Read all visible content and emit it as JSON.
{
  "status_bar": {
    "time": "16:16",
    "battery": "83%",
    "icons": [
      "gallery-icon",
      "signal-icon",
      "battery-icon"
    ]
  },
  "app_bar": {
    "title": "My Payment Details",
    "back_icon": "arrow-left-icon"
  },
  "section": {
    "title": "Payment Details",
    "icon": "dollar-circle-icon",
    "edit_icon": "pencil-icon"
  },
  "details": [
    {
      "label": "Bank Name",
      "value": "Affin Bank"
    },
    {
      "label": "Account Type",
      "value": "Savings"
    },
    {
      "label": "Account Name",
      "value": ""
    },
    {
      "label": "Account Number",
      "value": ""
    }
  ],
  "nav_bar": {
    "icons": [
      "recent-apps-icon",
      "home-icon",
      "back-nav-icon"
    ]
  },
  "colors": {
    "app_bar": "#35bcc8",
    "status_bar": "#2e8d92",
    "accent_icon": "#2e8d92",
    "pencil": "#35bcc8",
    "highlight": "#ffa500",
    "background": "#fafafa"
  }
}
...
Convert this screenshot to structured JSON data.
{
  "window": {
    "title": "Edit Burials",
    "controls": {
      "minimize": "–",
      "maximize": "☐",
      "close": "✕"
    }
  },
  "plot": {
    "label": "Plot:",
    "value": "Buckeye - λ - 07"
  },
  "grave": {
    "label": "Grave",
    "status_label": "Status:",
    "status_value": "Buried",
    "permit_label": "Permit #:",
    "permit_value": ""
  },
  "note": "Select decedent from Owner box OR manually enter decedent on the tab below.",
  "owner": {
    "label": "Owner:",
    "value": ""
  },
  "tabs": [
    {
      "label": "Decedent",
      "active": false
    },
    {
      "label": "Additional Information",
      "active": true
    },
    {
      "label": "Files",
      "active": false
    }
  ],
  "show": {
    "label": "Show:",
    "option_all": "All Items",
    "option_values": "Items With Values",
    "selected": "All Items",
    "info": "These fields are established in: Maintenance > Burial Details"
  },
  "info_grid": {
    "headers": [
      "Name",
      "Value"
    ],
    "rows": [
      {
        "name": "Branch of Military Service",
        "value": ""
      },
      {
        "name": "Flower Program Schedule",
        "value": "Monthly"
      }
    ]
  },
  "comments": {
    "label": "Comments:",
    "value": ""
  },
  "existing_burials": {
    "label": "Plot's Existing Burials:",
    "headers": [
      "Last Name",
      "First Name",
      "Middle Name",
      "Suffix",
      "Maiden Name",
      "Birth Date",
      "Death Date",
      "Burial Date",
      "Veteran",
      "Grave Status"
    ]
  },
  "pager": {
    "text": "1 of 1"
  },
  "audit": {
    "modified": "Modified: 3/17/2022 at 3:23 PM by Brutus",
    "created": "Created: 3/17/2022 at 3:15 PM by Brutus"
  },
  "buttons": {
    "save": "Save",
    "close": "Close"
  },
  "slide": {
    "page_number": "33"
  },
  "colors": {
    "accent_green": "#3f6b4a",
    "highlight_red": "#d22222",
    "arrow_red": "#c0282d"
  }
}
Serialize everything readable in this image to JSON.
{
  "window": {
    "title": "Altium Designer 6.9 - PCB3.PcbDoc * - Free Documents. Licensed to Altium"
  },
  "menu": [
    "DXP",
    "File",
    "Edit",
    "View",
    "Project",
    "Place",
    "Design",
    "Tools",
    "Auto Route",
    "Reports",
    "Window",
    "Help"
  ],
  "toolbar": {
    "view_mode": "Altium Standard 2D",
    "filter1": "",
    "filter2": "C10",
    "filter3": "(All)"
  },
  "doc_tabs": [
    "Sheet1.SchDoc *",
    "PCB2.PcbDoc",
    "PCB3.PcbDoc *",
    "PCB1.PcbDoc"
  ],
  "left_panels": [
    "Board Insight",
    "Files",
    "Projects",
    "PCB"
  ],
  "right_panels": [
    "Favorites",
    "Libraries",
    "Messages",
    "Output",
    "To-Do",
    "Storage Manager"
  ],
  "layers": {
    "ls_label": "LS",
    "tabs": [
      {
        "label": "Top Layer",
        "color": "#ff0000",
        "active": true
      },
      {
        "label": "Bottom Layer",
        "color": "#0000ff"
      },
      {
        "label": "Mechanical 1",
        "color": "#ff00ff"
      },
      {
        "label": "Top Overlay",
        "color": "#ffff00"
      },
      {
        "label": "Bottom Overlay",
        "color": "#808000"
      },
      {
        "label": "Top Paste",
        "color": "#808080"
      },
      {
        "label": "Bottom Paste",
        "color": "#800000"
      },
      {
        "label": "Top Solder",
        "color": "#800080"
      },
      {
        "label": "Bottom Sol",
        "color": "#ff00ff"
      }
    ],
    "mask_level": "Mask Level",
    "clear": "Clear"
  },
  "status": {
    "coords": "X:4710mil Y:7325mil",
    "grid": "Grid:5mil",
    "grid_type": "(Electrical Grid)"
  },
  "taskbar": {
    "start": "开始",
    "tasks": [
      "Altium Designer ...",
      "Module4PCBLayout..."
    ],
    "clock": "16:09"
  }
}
--
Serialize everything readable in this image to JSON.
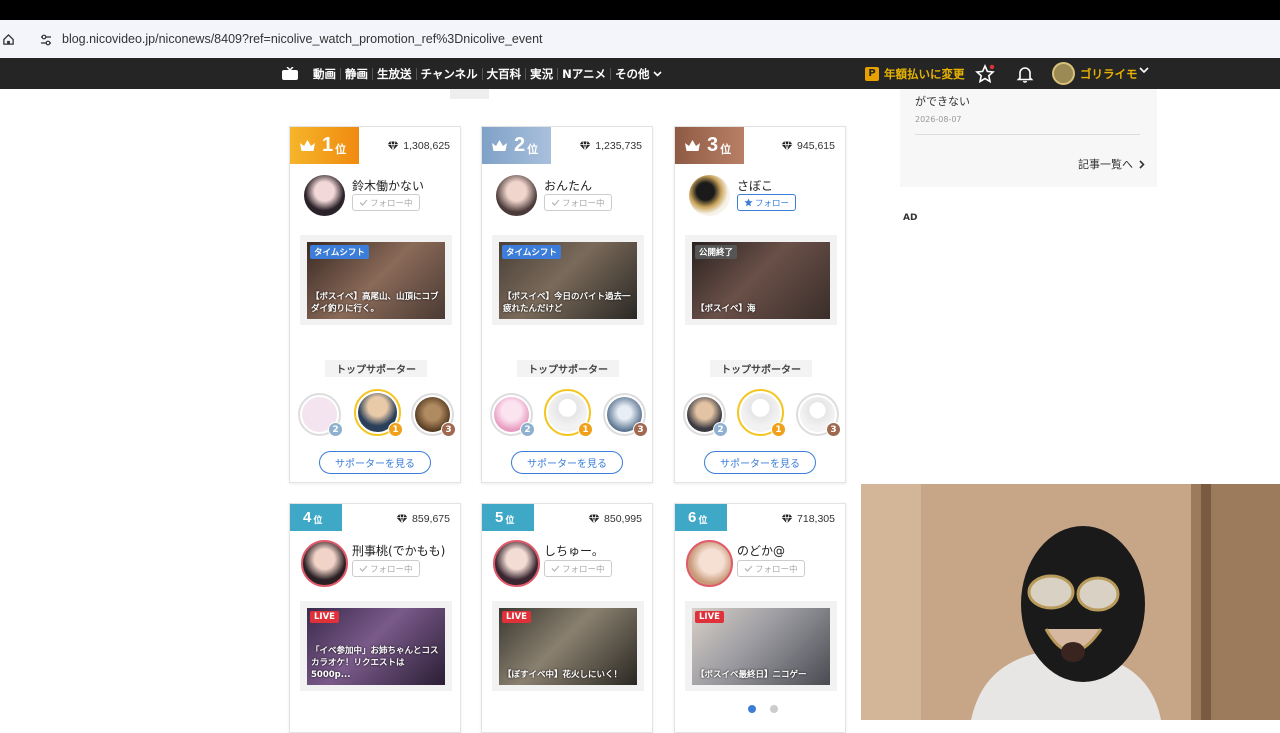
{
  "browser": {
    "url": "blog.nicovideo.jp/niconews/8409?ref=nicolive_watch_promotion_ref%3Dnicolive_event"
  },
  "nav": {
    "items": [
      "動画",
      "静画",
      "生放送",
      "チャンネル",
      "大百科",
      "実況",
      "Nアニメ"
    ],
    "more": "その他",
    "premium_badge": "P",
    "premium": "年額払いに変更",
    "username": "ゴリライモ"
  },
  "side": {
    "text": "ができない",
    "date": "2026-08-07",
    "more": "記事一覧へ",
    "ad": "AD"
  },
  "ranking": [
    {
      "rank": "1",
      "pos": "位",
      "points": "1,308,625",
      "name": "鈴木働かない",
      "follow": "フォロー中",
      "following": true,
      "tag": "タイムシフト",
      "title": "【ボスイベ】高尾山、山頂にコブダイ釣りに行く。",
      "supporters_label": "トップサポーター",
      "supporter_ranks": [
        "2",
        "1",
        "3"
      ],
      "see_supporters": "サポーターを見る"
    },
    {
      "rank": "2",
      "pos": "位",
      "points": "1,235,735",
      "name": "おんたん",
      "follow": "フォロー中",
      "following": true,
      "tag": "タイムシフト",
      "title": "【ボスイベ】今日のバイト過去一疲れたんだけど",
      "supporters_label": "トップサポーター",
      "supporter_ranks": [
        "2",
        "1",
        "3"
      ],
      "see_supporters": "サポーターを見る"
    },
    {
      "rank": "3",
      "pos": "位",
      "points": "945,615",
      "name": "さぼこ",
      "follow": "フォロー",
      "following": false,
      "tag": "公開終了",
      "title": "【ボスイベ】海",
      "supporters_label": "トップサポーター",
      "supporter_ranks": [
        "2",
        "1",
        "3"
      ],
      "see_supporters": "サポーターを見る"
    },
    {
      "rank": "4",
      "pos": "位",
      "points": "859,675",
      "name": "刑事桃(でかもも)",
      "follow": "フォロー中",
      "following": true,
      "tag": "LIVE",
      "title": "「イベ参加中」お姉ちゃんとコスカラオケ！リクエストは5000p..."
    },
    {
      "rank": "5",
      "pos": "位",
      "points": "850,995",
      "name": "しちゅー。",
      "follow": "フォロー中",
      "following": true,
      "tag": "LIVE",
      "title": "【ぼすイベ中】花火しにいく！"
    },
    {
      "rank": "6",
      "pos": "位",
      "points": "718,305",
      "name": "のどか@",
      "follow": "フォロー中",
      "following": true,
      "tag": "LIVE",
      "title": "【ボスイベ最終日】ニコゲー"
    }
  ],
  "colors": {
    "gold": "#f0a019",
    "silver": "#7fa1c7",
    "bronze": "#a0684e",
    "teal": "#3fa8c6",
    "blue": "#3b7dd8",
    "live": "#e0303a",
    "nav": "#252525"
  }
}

> **Given exercise**
Which lines above hold the word "JSON"? Copy each of them.

> **Problem solution**
Read all visible content and emit it as JSON.
Convert this screenshot to structured JSON data.
Serialize everything readable in this image to JSON.
Serialize everything readable in this image to JSON.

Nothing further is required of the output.